Available records:
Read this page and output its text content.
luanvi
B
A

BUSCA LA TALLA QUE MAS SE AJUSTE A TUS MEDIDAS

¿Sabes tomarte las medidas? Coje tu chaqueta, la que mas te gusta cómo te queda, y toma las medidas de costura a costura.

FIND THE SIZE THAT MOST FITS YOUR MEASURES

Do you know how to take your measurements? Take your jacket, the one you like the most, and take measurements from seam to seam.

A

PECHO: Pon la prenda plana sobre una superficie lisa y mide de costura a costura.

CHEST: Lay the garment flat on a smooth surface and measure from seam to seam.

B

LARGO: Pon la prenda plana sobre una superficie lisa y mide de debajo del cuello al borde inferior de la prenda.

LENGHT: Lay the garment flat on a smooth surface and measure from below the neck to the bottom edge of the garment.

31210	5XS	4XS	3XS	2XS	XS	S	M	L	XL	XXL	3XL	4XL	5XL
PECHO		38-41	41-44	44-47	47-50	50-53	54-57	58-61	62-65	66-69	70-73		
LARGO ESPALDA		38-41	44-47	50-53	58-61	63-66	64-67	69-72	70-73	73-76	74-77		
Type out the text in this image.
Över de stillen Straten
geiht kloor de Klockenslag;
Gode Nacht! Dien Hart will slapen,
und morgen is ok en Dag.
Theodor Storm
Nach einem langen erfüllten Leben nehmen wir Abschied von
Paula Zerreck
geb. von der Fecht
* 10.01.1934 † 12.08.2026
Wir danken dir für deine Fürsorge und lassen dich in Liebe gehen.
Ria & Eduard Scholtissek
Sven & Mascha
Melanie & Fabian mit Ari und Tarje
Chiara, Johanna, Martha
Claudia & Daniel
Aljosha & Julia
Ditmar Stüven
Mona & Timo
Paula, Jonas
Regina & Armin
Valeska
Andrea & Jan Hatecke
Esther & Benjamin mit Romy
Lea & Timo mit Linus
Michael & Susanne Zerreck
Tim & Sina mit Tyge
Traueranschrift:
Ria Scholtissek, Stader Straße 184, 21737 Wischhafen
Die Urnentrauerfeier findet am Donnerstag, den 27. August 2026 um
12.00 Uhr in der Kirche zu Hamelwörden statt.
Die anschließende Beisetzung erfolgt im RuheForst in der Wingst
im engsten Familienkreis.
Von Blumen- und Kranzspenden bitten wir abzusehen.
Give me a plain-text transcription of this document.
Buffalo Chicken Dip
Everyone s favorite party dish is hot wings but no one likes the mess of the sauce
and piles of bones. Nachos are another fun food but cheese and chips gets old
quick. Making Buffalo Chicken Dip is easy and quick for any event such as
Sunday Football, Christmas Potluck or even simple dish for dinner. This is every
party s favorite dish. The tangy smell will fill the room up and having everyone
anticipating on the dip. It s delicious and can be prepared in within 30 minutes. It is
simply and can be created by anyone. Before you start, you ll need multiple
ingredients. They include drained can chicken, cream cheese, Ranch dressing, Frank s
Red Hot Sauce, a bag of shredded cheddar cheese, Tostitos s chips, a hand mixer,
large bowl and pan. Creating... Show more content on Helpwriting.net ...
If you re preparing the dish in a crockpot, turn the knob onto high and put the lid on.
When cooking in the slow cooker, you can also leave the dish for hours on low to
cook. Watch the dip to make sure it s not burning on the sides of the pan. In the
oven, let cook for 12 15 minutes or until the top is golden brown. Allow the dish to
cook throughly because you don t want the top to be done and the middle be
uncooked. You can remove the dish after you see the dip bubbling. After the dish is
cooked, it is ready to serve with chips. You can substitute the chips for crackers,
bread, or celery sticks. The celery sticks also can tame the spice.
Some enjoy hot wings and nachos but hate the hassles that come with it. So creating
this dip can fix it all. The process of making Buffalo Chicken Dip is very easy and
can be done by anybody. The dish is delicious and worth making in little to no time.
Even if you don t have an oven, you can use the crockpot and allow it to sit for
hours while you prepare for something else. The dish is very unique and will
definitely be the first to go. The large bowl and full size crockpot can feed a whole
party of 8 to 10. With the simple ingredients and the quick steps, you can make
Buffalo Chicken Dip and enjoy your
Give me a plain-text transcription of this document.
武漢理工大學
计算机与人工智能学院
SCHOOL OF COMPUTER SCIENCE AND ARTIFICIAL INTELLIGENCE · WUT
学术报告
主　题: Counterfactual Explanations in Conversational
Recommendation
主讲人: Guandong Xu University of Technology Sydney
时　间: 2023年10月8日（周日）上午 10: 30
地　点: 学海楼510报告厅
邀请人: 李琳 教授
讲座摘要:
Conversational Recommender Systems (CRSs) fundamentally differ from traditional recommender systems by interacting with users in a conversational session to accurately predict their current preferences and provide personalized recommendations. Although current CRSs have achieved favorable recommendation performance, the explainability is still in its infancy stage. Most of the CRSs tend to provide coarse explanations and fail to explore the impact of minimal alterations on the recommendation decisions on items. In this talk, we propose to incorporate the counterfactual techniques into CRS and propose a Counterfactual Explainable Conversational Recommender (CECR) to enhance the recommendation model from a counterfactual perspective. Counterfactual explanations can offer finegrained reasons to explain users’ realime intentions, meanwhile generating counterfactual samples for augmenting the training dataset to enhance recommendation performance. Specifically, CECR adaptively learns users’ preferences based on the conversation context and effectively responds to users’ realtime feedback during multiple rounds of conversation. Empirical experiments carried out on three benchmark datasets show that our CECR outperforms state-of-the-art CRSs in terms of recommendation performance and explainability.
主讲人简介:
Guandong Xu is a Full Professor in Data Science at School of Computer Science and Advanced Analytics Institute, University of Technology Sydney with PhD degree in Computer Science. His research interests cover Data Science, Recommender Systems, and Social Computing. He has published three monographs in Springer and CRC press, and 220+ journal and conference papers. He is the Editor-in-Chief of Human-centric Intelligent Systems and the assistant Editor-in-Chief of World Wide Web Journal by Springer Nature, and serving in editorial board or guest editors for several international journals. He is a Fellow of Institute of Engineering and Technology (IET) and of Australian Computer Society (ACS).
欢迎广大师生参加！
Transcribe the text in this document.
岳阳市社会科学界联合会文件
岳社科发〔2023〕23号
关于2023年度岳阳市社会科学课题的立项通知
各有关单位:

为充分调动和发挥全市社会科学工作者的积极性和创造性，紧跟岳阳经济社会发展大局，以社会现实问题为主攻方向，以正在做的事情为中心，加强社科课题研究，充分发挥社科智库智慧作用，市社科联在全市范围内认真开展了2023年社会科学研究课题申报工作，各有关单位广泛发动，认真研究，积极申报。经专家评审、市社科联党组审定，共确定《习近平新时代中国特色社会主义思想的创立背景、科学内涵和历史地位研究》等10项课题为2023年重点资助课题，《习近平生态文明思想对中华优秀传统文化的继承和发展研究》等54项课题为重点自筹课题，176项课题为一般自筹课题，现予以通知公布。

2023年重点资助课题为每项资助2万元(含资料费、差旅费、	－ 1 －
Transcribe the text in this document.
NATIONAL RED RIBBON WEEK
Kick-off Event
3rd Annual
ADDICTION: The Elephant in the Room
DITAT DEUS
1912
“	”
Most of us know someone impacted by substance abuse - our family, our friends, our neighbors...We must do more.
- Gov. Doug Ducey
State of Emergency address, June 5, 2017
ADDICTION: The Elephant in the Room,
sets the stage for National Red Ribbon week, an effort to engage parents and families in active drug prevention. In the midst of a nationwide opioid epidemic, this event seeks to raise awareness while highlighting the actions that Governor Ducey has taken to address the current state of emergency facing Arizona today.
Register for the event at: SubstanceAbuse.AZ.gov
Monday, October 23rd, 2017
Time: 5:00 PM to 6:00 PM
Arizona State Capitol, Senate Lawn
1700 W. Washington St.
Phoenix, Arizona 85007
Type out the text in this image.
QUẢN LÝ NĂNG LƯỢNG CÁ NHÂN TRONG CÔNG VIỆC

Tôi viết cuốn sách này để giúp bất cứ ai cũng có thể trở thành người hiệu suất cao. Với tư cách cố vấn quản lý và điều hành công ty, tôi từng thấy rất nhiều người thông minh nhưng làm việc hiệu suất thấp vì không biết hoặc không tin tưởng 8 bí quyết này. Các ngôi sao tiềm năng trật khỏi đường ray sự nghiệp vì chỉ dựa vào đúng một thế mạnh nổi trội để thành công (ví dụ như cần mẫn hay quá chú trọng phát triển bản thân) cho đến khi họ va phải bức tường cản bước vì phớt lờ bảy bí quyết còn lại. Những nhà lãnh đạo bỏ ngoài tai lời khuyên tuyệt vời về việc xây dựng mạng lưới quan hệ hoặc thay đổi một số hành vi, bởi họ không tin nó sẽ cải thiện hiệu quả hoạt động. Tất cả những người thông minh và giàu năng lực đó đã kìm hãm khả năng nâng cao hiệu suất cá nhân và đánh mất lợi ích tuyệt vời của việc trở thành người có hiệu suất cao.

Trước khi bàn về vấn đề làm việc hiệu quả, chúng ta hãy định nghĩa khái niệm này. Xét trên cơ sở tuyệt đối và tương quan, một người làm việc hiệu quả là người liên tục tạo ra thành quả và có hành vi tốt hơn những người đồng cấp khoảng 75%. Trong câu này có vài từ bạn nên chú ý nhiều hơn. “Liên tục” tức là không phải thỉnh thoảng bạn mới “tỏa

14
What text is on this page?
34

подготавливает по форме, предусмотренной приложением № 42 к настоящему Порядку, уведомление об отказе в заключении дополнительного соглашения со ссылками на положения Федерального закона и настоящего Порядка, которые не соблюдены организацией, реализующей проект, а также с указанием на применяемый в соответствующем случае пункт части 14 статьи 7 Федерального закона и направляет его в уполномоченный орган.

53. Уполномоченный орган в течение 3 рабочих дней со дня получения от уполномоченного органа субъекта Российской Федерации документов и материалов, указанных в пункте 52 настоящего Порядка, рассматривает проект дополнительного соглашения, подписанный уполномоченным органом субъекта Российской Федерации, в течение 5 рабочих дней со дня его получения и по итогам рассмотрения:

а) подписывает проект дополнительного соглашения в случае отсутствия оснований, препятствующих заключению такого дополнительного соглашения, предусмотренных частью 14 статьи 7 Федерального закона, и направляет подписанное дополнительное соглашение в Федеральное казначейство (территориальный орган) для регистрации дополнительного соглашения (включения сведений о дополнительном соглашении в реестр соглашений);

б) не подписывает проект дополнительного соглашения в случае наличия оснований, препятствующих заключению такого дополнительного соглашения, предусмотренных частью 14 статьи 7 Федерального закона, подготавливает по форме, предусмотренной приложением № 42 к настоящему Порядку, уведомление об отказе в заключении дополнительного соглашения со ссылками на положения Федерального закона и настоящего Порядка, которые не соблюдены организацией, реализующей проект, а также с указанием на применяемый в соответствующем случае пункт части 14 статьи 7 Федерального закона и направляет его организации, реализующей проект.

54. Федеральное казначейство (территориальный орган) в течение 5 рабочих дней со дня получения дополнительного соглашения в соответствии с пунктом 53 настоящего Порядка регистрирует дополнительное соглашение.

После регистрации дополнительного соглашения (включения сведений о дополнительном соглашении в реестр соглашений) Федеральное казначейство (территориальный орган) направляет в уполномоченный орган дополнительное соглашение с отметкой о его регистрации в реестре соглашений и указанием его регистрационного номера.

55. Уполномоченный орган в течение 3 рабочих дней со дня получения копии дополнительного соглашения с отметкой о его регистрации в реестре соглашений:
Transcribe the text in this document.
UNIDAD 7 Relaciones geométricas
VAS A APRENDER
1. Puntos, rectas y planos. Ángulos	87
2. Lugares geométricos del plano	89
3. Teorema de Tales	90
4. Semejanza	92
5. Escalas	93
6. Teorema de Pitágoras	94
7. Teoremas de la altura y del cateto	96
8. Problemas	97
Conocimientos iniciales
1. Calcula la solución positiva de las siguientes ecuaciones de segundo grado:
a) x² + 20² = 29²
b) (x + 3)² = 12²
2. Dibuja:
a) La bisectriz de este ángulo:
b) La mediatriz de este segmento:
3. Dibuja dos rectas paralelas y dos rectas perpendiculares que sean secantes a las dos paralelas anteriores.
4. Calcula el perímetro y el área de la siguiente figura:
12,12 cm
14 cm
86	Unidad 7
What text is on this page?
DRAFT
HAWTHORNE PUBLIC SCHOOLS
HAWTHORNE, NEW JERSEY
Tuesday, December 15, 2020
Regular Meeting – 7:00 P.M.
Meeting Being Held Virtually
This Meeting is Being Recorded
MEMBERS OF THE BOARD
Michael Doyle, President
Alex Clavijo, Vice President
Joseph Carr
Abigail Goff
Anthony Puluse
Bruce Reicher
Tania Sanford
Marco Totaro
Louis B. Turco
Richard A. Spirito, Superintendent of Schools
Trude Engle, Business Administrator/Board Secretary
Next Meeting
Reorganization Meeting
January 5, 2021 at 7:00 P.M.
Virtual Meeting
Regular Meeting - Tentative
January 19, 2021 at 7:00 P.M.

Work required:
From the records above, pull out each line that has "January".

The completed task:
January 5, 2021 at 7:00 P.M.
January 19, 2021 at 7:00 P.M.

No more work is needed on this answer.